Data records
'''

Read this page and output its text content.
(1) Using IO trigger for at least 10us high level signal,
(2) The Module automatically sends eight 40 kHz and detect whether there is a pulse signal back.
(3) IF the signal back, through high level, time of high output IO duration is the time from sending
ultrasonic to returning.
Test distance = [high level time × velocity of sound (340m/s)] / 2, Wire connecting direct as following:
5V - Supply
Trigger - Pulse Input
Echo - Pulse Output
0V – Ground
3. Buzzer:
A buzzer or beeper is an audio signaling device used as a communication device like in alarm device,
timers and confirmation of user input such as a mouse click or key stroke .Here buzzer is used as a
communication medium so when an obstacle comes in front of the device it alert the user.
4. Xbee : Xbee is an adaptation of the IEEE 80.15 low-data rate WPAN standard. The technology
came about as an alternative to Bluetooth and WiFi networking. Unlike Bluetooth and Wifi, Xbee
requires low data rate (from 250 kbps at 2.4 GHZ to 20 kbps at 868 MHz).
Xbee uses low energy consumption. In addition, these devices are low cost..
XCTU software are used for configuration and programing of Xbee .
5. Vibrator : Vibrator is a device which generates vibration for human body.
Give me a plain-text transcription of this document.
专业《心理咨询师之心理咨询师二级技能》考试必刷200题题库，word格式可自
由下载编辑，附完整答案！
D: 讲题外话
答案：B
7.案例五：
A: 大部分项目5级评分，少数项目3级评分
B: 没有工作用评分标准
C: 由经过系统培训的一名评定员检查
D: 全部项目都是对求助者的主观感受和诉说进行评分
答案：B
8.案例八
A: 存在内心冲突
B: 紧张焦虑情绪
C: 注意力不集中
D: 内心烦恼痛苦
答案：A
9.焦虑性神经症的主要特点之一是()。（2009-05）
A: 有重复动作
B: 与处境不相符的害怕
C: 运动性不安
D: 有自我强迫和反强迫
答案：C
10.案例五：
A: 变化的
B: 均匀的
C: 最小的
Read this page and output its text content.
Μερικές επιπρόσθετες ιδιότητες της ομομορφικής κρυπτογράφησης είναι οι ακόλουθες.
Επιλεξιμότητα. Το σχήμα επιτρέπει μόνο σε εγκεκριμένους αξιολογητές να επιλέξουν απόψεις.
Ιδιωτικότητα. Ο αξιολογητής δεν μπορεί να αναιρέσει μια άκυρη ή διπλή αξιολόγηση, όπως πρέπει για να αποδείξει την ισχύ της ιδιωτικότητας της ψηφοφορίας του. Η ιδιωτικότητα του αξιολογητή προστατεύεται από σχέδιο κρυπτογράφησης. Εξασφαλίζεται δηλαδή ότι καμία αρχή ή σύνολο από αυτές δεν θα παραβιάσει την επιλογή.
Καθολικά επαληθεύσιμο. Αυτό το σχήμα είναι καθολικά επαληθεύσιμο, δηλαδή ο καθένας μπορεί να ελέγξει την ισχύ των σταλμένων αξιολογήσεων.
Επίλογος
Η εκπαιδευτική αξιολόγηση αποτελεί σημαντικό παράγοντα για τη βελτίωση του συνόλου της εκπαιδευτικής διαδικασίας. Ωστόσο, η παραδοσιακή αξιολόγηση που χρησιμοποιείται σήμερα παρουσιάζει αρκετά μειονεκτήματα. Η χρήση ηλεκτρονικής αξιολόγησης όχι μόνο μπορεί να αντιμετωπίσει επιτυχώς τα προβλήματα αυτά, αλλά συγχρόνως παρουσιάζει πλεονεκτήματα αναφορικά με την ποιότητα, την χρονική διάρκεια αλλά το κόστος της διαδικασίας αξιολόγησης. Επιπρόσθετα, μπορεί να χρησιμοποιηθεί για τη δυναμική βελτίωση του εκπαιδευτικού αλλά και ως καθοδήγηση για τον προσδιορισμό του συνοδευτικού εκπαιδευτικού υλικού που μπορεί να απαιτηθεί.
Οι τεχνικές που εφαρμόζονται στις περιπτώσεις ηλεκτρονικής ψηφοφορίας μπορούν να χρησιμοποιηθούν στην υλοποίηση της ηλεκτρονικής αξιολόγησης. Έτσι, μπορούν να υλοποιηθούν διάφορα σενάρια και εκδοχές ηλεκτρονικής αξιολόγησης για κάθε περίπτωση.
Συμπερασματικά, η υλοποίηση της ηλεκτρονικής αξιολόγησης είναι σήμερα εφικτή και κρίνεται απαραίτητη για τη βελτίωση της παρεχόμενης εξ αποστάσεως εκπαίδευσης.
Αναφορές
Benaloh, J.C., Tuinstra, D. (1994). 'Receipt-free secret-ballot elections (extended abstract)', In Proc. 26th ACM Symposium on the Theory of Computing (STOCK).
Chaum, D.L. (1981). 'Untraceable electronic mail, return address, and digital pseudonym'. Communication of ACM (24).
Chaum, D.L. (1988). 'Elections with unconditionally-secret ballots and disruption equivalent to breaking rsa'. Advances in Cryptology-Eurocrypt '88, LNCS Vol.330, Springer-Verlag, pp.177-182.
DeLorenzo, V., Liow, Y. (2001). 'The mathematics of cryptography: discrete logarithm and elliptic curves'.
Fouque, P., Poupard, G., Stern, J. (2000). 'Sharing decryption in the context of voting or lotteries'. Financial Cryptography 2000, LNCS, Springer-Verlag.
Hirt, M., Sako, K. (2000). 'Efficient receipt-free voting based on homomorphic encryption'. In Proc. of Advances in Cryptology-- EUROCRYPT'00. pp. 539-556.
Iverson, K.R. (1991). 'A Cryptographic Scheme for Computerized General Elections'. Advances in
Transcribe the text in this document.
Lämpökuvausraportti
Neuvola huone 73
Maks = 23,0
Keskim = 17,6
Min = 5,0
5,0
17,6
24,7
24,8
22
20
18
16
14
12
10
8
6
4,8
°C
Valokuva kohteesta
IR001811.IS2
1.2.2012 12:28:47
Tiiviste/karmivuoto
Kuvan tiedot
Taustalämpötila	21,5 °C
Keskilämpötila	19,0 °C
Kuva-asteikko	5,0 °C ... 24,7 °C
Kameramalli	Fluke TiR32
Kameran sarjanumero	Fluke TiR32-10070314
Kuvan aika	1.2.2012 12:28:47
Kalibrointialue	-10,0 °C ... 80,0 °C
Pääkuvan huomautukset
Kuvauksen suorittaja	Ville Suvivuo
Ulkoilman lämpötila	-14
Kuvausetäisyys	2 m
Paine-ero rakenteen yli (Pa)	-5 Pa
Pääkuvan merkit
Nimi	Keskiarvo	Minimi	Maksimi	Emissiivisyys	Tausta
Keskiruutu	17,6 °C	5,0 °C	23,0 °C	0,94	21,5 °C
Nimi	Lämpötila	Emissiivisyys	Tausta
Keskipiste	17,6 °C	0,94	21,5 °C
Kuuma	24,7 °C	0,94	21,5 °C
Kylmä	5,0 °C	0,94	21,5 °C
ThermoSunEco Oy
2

'''

■ **BRIEF**: Every line that holds the word "κρυπτογράφησης" should be extracted.

■ **REPLY**:
Μερικές επιπρόσθετες ιδιότητες της ομομορφικής κρυπτογράφησης είναι οι ακόλουθες.
Ιδιωτικότητα. Ο αξιολογητής δεν μπορεί να αναιρέσει μια άκυρη ή διπλή αξιολόγηση, όπως πρέπει για να αποδείξει την ισχύ της ιδιωτικότητας της ψηφοφορίας του. Η ιδιωτικότητα του αξιολογητή προστατεύεται από σχέδιο κρυπτογράφησης. Εξασφαλίζεται δηλαδή ότι καμία αρχή ή σύνολο από αυτές δεν θα παραβιάσει την επιλογή.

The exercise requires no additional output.